Rows from a dataset:
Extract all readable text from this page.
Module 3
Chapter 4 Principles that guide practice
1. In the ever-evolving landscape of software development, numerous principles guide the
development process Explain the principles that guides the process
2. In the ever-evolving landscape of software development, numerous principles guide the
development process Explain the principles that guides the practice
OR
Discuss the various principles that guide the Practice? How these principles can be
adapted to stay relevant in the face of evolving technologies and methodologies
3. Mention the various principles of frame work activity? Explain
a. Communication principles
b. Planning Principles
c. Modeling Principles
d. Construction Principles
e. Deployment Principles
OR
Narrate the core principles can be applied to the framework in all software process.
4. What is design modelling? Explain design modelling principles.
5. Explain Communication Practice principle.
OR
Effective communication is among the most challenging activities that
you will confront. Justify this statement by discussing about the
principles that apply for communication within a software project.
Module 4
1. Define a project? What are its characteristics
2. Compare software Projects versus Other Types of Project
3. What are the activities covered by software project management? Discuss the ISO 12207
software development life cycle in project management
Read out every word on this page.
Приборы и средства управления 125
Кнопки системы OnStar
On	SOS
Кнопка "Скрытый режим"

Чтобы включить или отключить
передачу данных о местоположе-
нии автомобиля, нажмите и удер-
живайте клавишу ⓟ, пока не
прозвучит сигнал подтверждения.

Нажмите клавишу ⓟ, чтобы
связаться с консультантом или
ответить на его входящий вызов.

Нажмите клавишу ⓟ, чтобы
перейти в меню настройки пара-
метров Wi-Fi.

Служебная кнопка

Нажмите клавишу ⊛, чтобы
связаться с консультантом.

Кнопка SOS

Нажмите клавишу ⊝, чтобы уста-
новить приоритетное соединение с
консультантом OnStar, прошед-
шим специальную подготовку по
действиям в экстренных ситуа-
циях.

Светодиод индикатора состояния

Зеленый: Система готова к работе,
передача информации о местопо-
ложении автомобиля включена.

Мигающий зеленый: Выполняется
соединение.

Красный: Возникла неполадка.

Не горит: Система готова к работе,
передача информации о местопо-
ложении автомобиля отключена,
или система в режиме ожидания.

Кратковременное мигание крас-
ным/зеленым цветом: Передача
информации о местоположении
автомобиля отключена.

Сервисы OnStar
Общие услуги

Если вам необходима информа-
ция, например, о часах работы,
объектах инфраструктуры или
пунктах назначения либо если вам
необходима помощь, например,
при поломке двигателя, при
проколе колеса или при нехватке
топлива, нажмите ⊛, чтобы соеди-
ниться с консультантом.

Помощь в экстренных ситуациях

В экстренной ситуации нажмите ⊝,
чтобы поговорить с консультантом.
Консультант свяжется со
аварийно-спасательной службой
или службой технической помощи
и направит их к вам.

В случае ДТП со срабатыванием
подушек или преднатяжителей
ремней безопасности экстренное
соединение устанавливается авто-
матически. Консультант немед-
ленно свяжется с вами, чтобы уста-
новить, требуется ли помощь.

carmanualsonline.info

_What you need to do_: Write out every line of the entries that holds the word "numerous".

_Response_:
1. In the ever-evolving landscape of software development, numerous principles guide the
2. In the ever-evolving landscape of software development, numerous principles guide the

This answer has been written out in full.